EXERCISE DESCRIPTION
Reproduce all of the data that follows, character for character.

AVAILABLE DATA

======

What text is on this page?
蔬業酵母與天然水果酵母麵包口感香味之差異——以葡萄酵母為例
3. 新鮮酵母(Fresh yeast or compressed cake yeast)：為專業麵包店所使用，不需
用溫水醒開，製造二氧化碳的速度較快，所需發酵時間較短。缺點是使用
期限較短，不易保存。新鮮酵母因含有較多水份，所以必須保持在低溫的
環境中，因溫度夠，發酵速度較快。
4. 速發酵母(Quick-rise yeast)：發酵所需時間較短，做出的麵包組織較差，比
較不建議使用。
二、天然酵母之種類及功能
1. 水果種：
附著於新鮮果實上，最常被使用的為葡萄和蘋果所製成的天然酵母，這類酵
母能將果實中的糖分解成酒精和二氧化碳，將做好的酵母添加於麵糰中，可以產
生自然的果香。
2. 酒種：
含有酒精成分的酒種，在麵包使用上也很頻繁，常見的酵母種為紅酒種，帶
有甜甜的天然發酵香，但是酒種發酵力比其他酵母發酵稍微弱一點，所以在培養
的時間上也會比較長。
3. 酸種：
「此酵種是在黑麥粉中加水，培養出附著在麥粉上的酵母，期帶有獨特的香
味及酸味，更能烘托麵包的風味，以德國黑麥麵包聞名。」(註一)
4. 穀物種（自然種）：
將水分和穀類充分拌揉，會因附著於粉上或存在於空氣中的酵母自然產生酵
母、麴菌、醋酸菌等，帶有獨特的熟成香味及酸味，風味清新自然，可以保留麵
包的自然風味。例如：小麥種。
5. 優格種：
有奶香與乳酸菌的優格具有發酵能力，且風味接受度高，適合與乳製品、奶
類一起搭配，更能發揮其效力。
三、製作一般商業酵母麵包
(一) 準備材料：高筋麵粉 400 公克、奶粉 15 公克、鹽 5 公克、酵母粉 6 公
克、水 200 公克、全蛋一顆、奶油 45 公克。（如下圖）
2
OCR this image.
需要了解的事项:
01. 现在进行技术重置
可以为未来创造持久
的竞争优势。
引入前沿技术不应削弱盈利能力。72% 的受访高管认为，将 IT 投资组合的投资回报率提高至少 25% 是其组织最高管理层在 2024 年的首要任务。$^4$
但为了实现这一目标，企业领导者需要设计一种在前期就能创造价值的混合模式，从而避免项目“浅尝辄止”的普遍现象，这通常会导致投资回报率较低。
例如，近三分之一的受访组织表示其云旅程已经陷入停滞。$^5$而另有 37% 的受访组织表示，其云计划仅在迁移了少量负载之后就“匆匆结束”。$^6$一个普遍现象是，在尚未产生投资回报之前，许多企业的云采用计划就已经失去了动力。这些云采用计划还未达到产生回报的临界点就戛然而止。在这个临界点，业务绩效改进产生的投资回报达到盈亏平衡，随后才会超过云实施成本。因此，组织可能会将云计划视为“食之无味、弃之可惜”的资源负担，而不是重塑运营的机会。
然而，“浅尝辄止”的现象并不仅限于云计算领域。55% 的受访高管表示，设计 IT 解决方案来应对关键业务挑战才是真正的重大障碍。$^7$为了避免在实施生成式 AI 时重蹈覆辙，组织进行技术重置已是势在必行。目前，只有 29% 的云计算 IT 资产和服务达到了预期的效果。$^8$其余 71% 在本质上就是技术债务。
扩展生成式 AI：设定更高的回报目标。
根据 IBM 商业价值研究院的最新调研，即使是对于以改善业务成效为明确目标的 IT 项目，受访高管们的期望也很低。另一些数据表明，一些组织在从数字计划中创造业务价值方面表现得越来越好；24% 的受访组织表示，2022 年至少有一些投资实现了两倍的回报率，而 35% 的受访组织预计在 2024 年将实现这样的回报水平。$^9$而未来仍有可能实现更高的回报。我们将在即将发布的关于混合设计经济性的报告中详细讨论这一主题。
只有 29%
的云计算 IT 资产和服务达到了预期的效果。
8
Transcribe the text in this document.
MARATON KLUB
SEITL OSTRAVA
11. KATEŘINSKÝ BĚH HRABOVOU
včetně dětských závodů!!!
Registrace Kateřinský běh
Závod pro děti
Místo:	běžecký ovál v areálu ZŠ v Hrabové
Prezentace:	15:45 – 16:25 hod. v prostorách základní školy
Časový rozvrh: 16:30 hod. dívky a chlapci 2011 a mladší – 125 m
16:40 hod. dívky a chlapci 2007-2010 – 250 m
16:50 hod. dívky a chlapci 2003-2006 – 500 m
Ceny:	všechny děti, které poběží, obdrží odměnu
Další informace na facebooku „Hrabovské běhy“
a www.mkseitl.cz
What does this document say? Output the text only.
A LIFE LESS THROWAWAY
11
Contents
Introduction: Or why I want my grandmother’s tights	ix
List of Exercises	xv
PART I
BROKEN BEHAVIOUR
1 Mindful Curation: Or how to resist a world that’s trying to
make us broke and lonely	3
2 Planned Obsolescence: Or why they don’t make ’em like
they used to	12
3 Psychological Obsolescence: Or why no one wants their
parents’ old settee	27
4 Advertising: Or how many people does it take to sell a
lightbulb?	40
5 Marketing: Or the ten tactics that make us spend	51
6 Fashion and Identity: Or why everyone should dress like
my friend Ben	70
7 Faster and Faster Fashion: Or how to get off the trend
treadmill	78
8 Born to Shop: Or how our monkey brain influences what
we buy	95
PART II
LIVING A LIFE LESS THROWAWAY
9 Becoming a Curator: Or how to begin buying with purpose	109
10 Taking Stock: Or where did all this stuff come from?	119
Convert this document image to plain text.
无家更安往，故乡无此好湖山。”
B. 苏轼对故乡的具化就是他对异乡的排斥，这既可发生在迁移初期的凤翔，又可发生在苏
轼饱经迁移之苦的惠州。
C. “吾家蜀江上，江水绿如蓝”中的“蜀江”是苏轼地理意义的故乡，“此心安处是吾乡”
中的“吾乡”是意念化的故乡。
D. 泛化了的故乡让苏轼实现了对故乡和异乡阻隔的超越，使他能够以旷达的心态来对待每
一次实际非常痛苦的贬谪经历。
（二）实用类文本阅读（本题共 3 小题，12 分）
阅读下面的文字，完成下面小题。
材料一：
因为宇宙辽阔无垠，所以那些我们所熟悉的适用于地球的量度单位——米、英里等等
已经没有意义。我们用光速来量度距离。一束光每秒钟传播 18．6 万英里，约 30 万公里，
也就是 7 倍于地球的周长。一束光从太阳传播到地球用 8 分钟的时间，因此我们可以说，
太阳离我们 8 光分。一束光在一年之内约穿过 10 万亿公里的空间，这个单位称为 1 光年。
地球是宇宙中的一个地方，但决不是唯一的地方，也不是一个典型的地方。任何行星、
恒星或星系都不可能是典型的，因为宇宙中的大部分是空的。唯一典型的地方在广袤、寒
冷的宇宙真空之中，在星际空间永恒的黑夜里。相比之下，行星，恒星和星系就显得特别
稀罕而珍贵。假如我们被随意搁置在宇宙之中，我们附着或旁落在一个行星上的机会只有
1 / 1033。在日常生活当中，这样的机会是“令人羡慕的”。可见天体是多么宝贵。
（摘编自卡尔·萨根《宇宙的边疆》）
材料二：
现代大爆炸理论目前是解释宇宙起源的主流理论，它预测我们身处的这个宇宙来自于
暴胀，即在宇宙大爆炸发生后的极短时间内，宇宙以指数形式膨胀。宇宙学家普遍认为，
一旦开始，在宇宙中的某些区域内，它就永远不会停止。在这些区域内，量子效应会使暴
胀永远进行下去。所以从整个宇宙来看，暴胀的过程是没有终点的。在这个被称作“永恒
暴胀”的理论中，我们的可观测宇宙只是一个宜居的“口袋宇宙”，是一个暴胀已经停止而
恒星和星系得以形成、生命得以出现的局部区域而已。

======

EXERCISE OUTPUT
What text is on this page?
蔬業酵母與天然水果酵母麵包口感香味之差異——以葡萄酵母為例
3. 新鮮酵母(Fresh yeast or compressed cake yeast)：為專業麵包店所使用，不需
用溫水醒開，製造二氧化碳的速度較快，所需發酵時間較短。缺點是使用
期限較短，不易保存。新鮮酵母因含有較多水份，所以必須保持在低溫的
環境中，因溫度夠，發酵速度較快。
4. 速發酵母(Quick-rise yeast)：發酵所需時間較短，做出的麵包組織較差，比
較不建議使用。
二、天然酵母之種類及功能
1. 水果種：
附著於新鮮果實上，最常被使用的為葡萄和蘋果所製成的天然酵母，這類酵
母能將果實中的糖分解成酒精和二氧化碳，將做好的酵母添加於麵糰中，可以產
生自然的果香。
2. 酒種：
含有酒精成分的酒種，在麵包使用上也很頻繁，常見的酵母種為紅酒種，帶
有甜甜的天然發酵香，但是酒種發酵力比其他酵母發酵稍微弱一點，所以在培養
的時間上也會比較長。
3. 酸種：
「此酵種是在黑麥粉中加水，培養出附著在麥粉上的酵母，期帶有獨特的香
味及酸味，更能烘托麵包的風味，以德國黑麥麵包聞名。」(註一)
4. 穀物種（自然種）：
將水分和穀類充分拌揉，會因附著於粉上或存在於空氣中的酵母自然產生酵
母、麴菌、醋酸菌等，帶有獨特的熟成香味及酸味，風味清新自然，可以保留麵
包的自然風味。例如：小麥種。
5. 優格種：
有奶香與乳酸菌的優格具有發酵能力，且風味接受度高，適合與乳製品、奶
類一起搭配，更能發揮其效力。
三、製作一般商業酵母麵包
(一) 準備材料：高筋麵粉 400 公克、奶粉 15 公克、鹽 5 公克、酵母粉 6 公
克、水 200 公克、全蛋一顆、奶油 45 公克。（如下圖）
2
OCR this image.
需要了解的事项:
01. 现在进行技术重置
可以为未来创造持久
的竞争优势。
引入前沿技术不应削弱盈利能力。72% 的受访高管认为，将 IT 投资组合的投资回报率提高至少 25% 是其组织最高管理层在 2024 年的首要任务。$^4$
但为了实现这一目标，企业领导者需要设计一种在前期就能创造价值的混合模式，从而避免项目“浅尝辄止”的普遍现象，这通常会导致投资回报率较低。
例如，近三分之一的受访组织表示其云旅程已经陷入停滞。$^5$而另有 37% 的受访组织表示，其云计划仅在迁移了少量负载之后就“匆匆结束”。$^6$一个普遍现象是，在尚未产生投资回报之前，许多企业的云采用计划就已经失去了动力。这些云采用计划还未达到产生回报的临界点就戛然而止。在这个临界点，业务绩效改进产生的投资回报达到盈亏平衡，随后才会超过云实施成本。因此，组织可能会将云计划视为“食之无味、弃之可惜”的资源负担，而不是重塑运营的机会。
然而，“浅尝辄止”的现象并不仅限于云计算领域。55% 的受访高管表示，设计 IT 解决方案来应对关键业务挑战才是真正的重大障碍。$^7$为了避免在实施生成式 AI 时重蹈覆辙，组织进行技术重置已是势在必行。目前，只有 29% 的云计算 IT 资产和服务达到了预期的效果。$^8$其余 71% 在本质上就是技术债务。
扩展生成式 AI：设定更高的回报目标。
根据 IBM 商业价值研究院的最新调研，即使是对于以改善业务成效为明确目标的 IT 项目，受访高管们的期望也很低。另一些数据表明，一些组织在从数字计划中创造业务价值方面表现得越来越好；24% 的受访组织表示，2022 年至少有一些投资实现了两倍的回报率，而 35% 的受访组织预计在 2024 年将实现这样的回报水平。$^9$而未来仍有可能实现更高的回报。我们将在即将发布的关于混合设计经济性的报告中详细讨论这一主题。
只有 29%
的云计算 IT 资产和服务达到了预期的效果。
8
Transcribe the text in this document.
MARATON KLUB
SEITL OSTRAVA
11. KATEŘINSKÝ BĚH HRABOVOU
včetně dětských závodů!!!
Registrace Kateřinský běh
Závod pro děti
Místo:	běžecký ovál v areálu ZŠ v Hrabové
Prezentace:	15:45 – 16:25 hod. v prostorách základní školy
Časový rozvrh: 16:30 hod. dívky a chlapci 2011 a mladší – 125 m
16:40 hod. dívky a chlapci 2007-2010 – 250 m
16:50 hod. dívky a chlapci 2003-2006 – 500 m
Ceny:	všechny děti, které poběží, obdrží odměnu
Další informace na facebooku „Hrabovské běhy“
a www.mkseitl.cz
What does this document say? Output the text only.
A LIFE LESS THROWAWAY
11
Contents
Introduction: Or why I want my grandmother’s tights	ix
List of Exercises	xv
PART I
BROKEN BEHAVIOUR
1 Mindful Curation: Or how to resist a world that’s trying to
make us broke and lonely	3
2 Planned Obsolescence: Or why they don’t make ’em like
they used to	12
3 Psychological Obsolescence: Or why no one wants their
parents’ old settee	27
4 Advertising: Or how many people does it take to sell a
lightbulb?	40
5 Marketing: Or the ten tactics that make us spend	51
6 Fashion and Identity: Or why everyone should dress like
my friend Ben	70
7 Faster and Faster Fashion: Or how to get off the trend
treadmill	78
8 Born to Shop: Or how our monkey brain influences what
we buy	95
PART II
LIVING A LIFE LESS THROWAWAY
9 Becoming a Curator: Or how to begin buying with purpose	109
10 Taking Stock: Or where did all this stuff come from?	119
Convert this document image to plain text.
无家更安往，故乡无此好湖山。”
B. 苏轼对故乡的具化就是他对异乡的排斥，这既可发生在迁移初期的凤翔，又可发生在苏
轼饱经迁移之苦的惠州。
C. “吾家蜀江上，江水绿如蓝”中的“蜀江”是苏轼地理意义的故乡，“此心安处是吾乡”
中的“吾乡”是意念化的故乡。
D. 泛化了的故乡让苏轼实现了对故乡和异乡阻隔的超越，使他能够以旷达的心态来对待每
一次实际非常痛苦的贬谪经历。
（二）实用类文本阅读（本题共 3 小题，12 分）
阅读下面的文字，完成下面小题。
材料一：
因为宇宙辽阔无垠，所以那些我们所熟悉的适用于地球的量度单位——米、英里等等
已经没有意义。我们用光速来量度距离。一束光每秒钟传播 18．6 万英里，约 30 万公里，
也就是 7 倍于地球的周长。一束光从太阳传播到地球用 8 分钟的时间，因此我们可以说，
太阳离我们 8 光分。一束光在一年之内约穿过 10 万亿公里的空间，这个单位称为 1 光年。
地球是宇宙中的一个地方，但决不是唯一的地方，也不是一个典型的地方。任何行星、
恒星或星系都不可能是典型的，因为宇宙中的大部分是空的。唯一典型的地方在广袤、寒
冷的宇宙真空之中，在星际空间永恒的黑夜里。相比之下，行星，恒星和星系就显得特别
稀罕而珍贵。假如我们被随意搁置在宇宙之中，我们附着或旁落在一个行星上的机会只有
1 / 1033。在日常生活当中，这样的机会是“令人羡慕的”。可见天体是多么宝贵。
（摘编自卡尔·萨根《宇宙的边疆》）
材料二：
现代大爆炸理论目前是解释宇宙起源的主流理论，它预测我们身处的这个宇宙来自于
暴胀，即在宇宙大爆炸发生后的极短时间内，宇宙以指数形式膨胀。宇宙学家普遍认为，
一旦开始，在宇宙中的某些区域内，它就永远不会停止。在这些区域内，量子效应会使暴
胀永远进行下去。所以从整个宇宙来看，暴胀的过程是没有终点的。在这个被称作“永恒
暴胀”的理论中，我们的可观测宇宙只是一个宜居的“口袋宇宙”，是一个暴胀已经停止而
恒星和星系得以形成、生命得以出现的局部区域而已。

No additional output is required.